**WORK TO BE COMPLETED:**
Print the entries below word for word; the pictures stay out of your copy.

— START —

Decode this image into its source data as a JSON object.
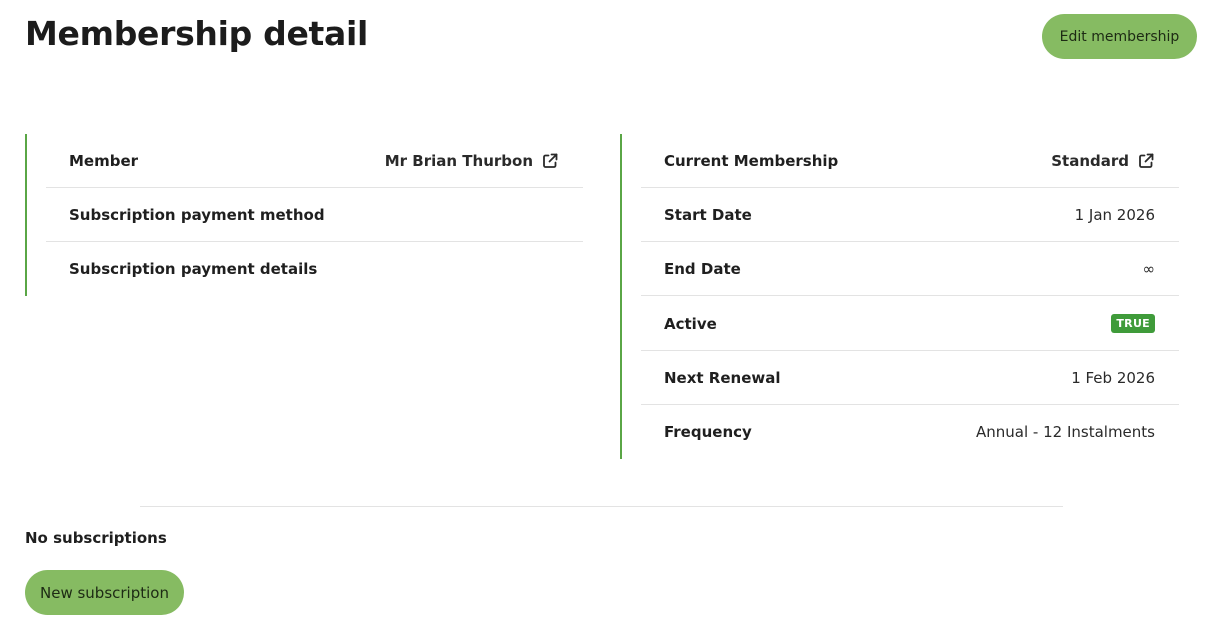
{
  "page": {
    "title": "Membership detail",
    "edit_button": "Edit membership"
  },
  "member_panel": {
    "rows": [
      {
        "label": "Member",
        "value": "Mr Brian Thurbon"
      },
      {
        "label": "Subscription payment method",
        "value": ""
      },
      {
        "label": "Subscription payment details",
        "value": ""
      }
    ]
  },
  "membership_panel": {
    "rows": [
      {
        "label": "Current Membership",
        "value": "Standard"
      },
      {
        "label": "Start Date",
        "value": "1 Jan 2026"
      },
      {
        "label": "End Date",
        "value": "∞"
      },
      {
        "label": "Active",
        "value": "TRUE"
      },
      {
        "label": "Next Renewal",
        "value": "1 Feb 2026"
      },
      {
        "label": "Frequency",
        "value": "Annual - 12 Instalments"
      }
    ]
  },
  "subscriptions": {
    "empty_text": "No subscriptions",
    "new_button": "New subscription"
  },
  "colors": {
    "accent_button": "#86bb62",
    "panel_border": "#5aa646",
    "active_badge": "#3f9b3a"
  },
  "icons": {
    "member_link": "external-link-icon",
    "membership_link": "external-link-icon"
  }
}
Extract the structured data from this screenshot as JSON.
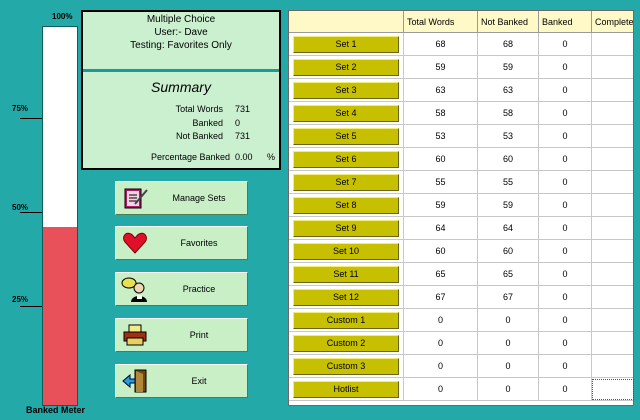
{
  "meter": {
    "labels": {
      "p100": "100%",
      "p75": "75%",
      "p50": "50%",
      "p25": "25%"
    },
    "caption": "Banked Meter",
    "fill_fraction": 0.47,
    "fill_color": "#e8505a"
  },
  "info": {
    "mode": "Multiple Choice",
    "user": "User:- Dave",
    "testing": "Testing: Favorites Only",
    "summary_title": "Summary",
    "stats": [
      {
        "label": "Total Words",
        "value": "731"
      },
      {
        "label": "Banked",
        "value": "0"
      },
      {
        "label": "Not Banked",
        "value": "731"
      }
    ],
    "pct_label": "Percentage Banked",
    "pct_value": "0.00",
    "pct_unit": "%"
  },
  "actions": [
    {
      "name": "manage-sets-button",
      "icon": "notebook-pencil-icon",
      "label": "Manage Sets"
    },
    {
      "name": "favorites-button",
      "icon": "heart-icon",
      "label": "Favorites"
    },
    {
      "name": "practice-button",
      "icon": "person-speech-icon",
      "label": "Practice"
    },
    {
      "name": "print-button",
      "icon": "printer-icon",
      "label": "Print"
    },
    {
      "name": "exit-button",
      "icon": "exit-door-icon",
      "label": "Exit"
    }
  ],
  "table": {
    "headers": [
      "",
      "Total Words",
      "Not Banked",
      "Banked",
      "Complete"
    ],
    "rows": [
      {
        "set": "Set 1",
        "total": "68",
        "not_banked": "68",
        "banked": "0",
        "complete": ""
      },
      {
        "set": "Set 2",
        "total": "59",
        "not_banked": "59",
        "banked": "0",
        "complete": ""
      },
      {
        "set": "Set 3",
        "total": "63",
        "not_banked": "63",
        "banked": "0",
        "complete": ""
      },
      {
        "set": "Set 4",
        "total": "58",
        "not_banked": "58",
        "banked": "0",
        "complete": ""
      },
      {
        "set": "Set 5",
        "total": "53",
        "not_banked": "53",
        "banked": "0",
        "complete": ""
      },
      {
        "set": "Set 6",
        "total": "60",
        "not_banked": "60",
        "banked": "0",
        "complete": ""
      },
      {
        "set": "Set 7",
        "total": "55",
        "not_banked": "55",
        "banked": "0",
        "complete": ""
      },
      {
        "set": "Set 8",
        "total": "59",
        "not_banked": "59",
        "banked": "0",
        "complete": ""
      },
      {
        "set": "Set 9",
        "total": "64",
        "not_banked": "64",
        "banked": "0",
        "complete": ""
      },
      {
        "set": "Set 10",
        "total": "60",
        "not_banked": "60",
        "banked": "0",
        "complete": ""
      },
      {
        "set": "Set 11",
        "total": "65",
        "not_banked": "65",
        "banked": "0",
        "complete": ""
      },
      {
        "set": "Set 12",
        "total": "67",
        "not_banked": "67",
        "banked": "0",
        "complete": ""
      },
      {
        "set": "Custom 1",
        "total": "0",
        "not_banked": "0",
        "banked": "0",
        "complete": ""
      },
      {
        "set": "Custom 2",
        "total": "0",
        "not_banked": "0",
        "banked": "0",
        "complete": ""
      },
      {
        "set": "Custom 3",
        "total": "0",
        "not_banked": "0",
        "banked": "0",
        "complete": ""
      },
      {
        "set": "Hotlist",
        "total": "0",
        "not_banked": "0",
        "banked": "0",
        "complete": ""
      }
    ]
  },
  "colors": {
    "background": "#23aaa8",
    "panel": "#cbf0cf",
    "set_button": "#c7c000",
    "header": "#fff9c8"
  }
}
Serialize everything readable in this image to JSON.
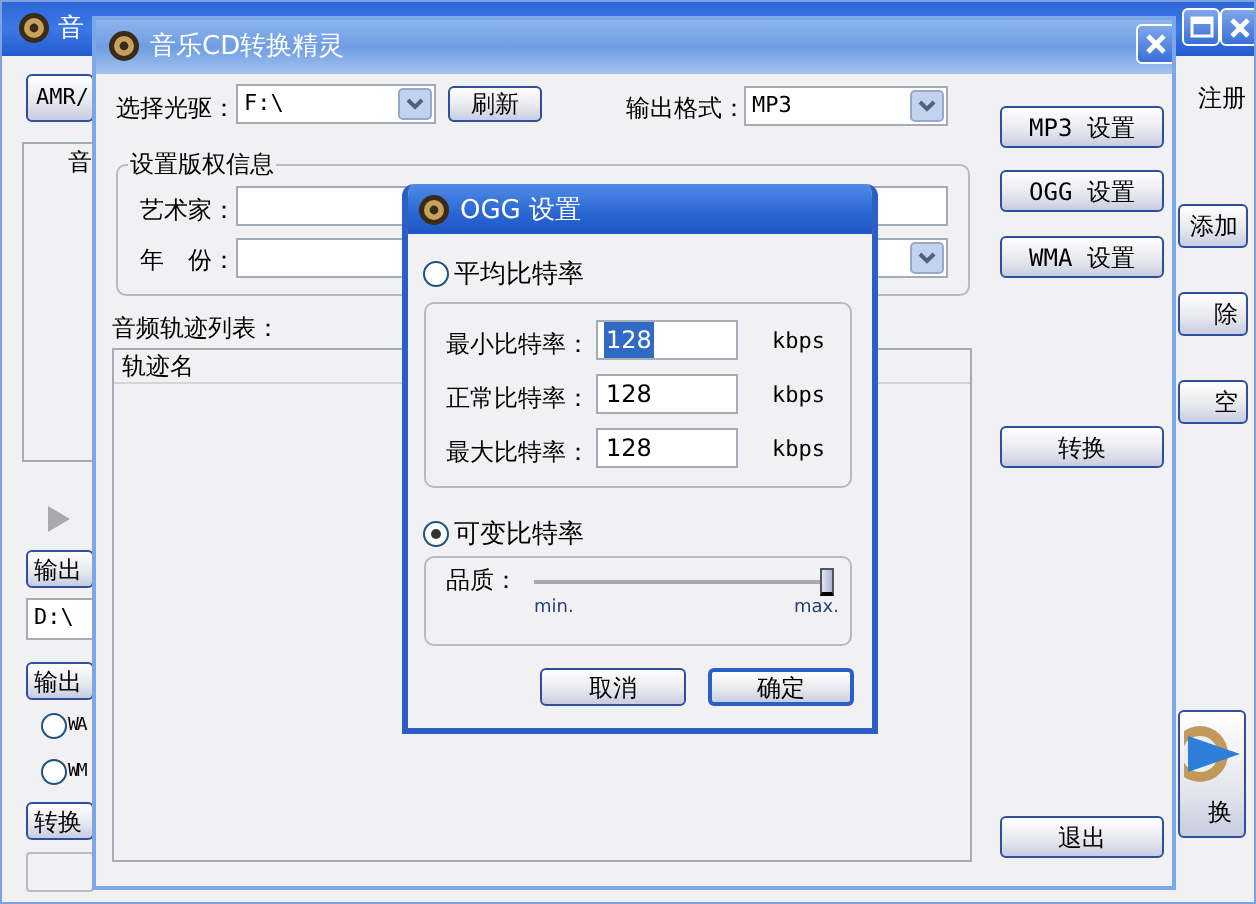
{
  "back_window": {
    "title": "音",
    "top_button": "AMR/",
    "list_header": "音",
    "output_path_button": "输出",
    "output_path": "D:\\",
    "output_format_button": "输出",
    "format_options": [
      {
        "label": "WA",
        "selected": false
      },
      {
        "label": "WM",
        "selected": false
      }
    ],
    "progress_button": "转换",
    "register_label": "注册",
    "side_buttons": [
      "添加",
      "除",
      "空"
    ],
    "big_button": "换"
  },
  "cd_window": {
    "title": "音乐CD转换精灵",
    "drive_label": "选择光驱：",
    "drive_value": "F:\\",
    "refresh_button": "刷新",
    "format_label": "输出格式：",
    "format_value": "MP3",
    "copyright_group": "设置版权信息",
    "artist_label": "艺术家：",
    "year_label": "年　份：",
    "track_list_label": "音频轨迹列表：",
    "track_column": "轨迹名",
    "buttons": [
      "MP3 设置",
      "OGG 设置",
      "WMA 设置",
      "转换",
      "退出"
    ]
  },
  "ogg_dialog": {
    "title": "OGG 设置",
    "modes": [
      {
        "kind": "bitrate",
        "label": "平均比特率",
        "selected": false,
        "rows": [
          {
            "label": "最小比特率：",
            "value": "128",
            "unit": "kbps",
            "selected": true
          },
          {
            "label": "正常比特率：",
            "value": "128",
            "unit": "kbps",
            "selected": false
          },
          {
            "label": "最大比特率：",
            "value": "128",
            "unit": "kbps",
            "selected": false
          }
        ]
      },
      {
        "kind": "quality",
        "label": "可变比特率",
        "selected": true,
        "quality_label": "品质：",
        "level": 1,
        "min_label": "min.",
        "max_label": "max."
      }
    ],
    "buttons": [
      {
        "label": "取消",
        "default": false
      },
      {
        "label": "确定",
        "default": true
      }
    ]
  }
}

— END —

**SOLVED PROBLEM:**
Decode this image into its source data as a JSON object.
{
  "page": {
    "title": "Membership detail",
    "edit_button": "Edit membership"
  },
  "member_panel": {
    "rows": [
      {
        "label": "Member",
        "value": "Mr Brian Thurbon"
      },
      {
        "label": "Subscription payment method",
        "value": ""
      },
      {
        "label": "Subscription payment details",
        "value": ""
      }
    ]
  },
  "membership_panel": {
    "rows": [
      {
        "label": "Current Membership",
        "value": "Standard"
      },
      {
        "label": "Start Date",
        "value": "1 Jan 2026"
      },
      {
        "label": "End Date",
        "value": "∞"
      },
      {
        "label": "Active",
        "value": "TRUE"
      },
      {
        "label": "Next Renewal",
        "value": "1 Feb 2026"
      },
      {
        "label": "Frequency",
        "value": "Annual - 12 Instalments"
      }
    ]
  },
  "subscriptions": {
    "empty_text": "No subscriptions",
    "new_button": "New subscription"
  },
  "colors": {
    "accent_button": "#86bb62",
    "panel_border": "#5aa646",
    "active_badge": "#3f9b3a"
  },
  "icons": {
    "member_link": "external-link-icon",
    "membership_link": "external-link-icon"
  }
}
Extract the structured data from this screenshot as JSON.
{
  "meter": {
    "labels": {
      "p100": "100%",
      "p75": "75%",
      "p50": "50%",
      "p25": "25%"
    },
    "caption": "Banked Meter",
    "fill_fraction": 0.47,
    "fill_color": "#e8505a"
  },
  "info": {
    "mode": "Multiple Choice",
    "user": "User:- Dave",
    "testing": "Testing: Favorites Only",
    "summary_title": "Summary",
    "stats": [
      {
        "label": "Total Words",
        "value": "731"
      },
      {
        "label": "Banked",
        "value": "0"
      },
      {
        "label": "Not Banked",
        "value": "731"
      }
    ],
    "pct_label": "Percentage Banked",
    "pct_value": "0.00",
    "pct_unit": "%"
  },
  "actions": [
    {
      "name": "manage-sets-button",
      "icon": "notebook-pencil-icon",
      "label": "Manage Sets"
    },
    {
      "name": "favorites-button",
      "icon": "heart-icon",
      "label": "Favorites"
    },
    {
      "name": "practice-button",
      "icon": "person-speech-icon",
      "label": "Practice"
    },
    {
      "name": "print-button",
      "icon": "printer-icon",
      "label": "Print"
    },
    {
      "name": "exit-button",
      "icon": "exit-door-icon",
      "label": "Exit"
    }
  ],
  "table": {
    "headers": [
      "",
      "Total Words",
      "Not Banked",
      "Banked",
      "Complete"
    ],
    "rows": [
      {
        "set": "Set 1",
        "total": "68",
        "not_banked": "68",
        "banked": "0",
        "complete": ""
      },
      {
        "set": "Set 2",
        "total": "59",
        "not_banked": "59",
        "banked": "0",
        "complete": ""
      },
      {
        "set": "Set 3",
        "total": "63",
        "not_banked": "63",
        "banked": "0",
        "complete": ""
      },
      {
        "set": "Set 4",
        "total": "58",
        "not_banked": "58",
        "banked": "0",
        "complete": ""
      },
      {
        "set": "Set 5",
        "total": "53",
        "not_banked": "53",
        "banked": "0",
        "complete": ""
      },
      {
        "set": "Set 6",
        "total": "60",
        "not_banked": "60",
        "banked": "0",
        "complete": ""
      },
      {
        "set": "Set 7",
        "total": "55",
        "not_banked": "55",
        "banked": "0",
        "complete": ""
      },
      {
        "set": "Set 8",
        "total": "59",
        "not_banked": "59",
        "banked": "0",
        "complete": ""
      },
      {
        "set": "Set 9",
        "total": "64",
        "not_banked": "64",
        "banked": "0",
        "complete": ""
      },
      {
        "set": "Set 10",
        "total": "60",
        "not_banked": "60",
        "banked": "0",
        "complete": ""
      },
      {
        "set": "Set 11",
        "total": "65",
        "not_banked": "65",
        "banked": "0",
        "complete": ""
      },
      {
        "set": "Set 12",
        "total": "67",
        "not_banked": "67",
        "banked": "0",
        "complete": ""
      },
      {
        "set": "Custom 1",
        "total": "0",
        "not_banked": "0",
        "banked": "0",
        "complete": ""
      },
      {
        "set": "Custom 2",
        "total": "0",
        "not_banked": "0",
        "banked": "0",
        "complete": ""
      },
      {
        "set": "Custom 3",
        "total": "0",
        "not_banked": "0",
        "banked": "0",
        "complete": ""
      },
      {
        "set": "Hotlist",
        "total": "0",
        "not_banked": "0",
        "banked": "0",
        "complete": ""
      }
    ]
  },
  "colors": {
    "background": "#23aaa8",
    "panel": "#cbf0cf",
    "set_button": "#c7c000",
    "header": "#fff9c8"
  }
}
Serialize everything readable in this image to JSON.
{
  "back_window": {
    "title": "音",
    "top_button": "AMR/",
    "list_header": "音",
    "output_path_button": "输出",
    "output_path": "D:\\",
    "output_format_button": "输出",
    "format_options": [
      {
        "label": "WA",
        "selected": false
      },
      {
        "label": "WM",
        "selected": false
      }
    ],
    "progress_button": "转换",
    "register_label": "注册",
    "side_buttons": [
      "添加",
      "除",
      "空"
    ],
    "big_button": "换"
  },
  "cd_window": {
    "title": "音乐CD转换精灵",
    "drive_label": "选择光驱：",
    "drive_value": "F:\\",
    "refresh_button": "刷新",
    "format_label": "输出格式：",
    "format_value": "MP3",
    "copyright_group": "设置版权信息",
    "artist_label": "艺术家：",
    "year_label": "年　份：",
    "track_list_label": "音频轨迹列表：",
    "track_column": "轨迹名",
    "buttons": [
      "MP3 设置",
      "OGG 设置",
      "WMA 设置",
      "转换",
      "退出"
    ]
  },
  "ogg_dialog": {
    "title": "OGG 设置",
    "modes": [
      {
        "kind": "bitrate",
        "label": "平均比特率",
        "selected": false,
        "rows": [
          {
            "label": "最小比特率：",
            "value": "128",
            "unit": "kbps",
            "selected": true
          },
          {
            "label": "正常比特率：",
            "value": "128",
            "unit": "kbps",
            "selected": false
          },
          {
            "label": "最大比特率：",
            "value": "128",
            "unit": "kbps",
            "selected": false
          }
        ]
      },
      {
        "kind": "quality",
        "label": "可变比特率",
        "selected": true,
        "quality_label": "品质：",
        "level": 1,
        "min_label": "min.",
        "max_label": "max."
      }
    ],
    "buttons": [
      {
        "label": "取消",
        "default": false
      },
      {
        "label": "确定",
        "default": true
      }
    ]
  }
}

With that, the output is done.